═════ SUPPLIED RECORDS ═════

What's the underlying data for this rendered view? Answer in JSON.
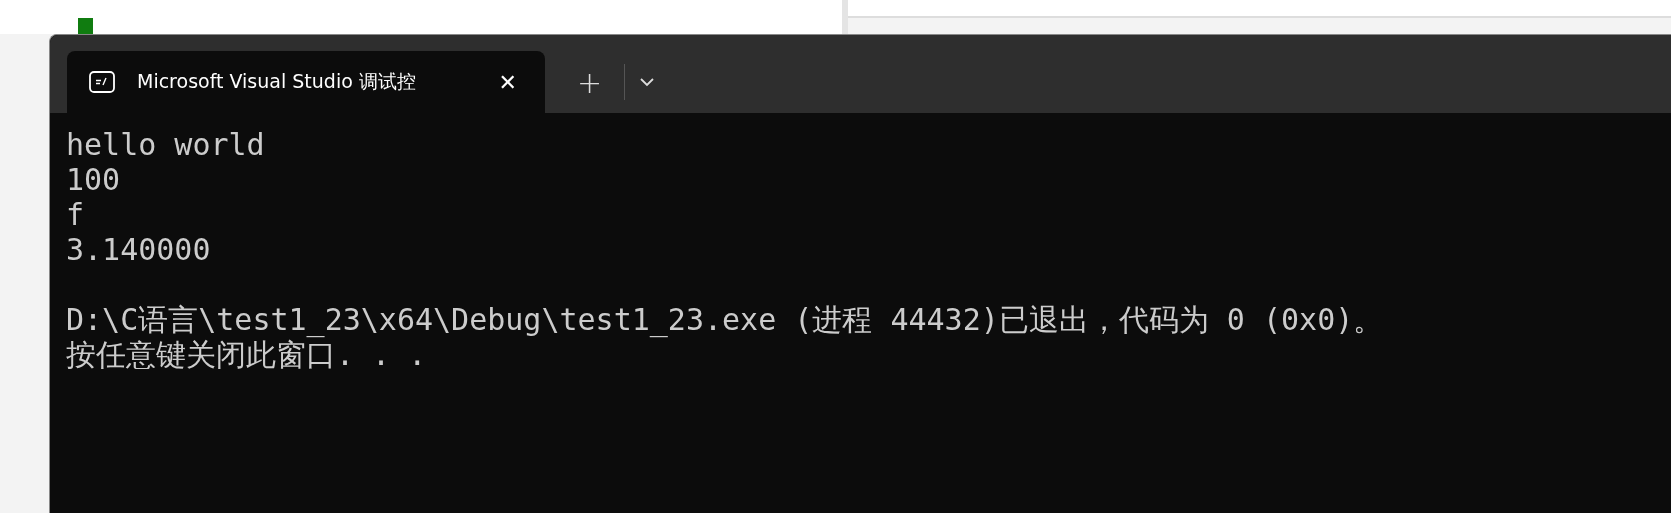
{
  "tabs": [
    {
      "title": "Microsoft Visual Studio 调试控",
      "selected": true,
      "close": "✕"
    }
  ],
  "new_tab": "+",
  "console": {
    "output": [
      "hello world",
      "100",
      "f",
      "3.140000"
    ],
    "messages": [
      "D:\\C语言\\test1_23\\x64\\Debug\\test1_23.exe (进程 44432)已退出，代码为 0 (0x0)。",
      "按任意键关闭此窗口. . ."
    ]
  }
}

═════

> **SET TASK**: Exclude the images and reproduce the remaining data exactly.

> **SOLUTION TO THIS TASK**:
What's the underlying data for this rendered view? Answer in JSON.
{
  "tabs": [
    {
      "title": "Microsoft Visual Studio 调试控",
      "selected": true,
      "close": "✕"
    }
  ],
  "new_tab": "+",
  "console": {
    "output": [
      "hello world",
      "100",
      "f",
      "3.140000"
    ],
    "messages": [
      "D:\\C语言\\test1_23\\x64\\Debug\\test1_23.exe (进程 44432)已退出，代码为 0 (0x0)。",
      "按任意键关闭此窗口. . ."
    ]
  }
}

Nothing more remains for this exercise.